→ EXERCISE OBJECTIVE:
Write the material out again, line by line, exactly as it is.

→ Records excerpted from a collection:
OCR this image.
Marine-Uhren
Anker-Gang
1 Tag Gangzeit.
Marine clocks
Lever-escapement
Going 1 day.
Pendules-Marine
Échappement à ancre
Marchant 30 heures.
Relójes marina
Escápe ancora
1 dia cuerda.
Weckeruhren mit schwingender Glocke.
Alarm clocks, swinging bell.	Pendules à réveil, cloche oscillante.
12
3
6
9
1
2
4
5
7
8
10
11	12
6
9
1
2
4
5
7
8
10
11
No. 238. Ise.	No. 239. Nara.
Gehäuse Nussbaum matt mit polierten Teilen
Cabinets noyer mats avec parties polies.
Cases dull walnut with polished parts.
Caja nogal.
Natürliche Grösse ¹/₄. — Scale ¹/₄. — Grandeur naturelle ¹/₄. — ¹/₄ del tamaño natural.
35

→ SOLUTION TO THIS TASK:
OCR this image.
Marine-Uhren
Anker-Gang
1 Tag Gangzeit.
Marine clocks
Lever-escapement
Going 1 day.
Pendules-Marine
Échappement à ancre
Marchant 30 heures.
Relójes marina
Escápe ancora
1 dia cuerda.
Weckeruhren mit schwingender Glocke.
Alarm clocks, swinging bell.	Pendules à réveil, cloche oscillante.
12
3
6
9
1
2
4
5
7
8
10
11	12
6
9
1
2
4
5
7
8
10
11
No. 238. Ise.	No. 239. Nara.
Gehäuse Nussbaum matt mit polierten Teilen
Cabinets noyer mats avec parties polies.
Cases dull walnut with polished parts.
Caja nogal.
Natürliche Grösse ¹/₄. — Scale ¹/₄. — Grandeur naturelle ¹/₄. — ¹/₄ del tamaño natural.
35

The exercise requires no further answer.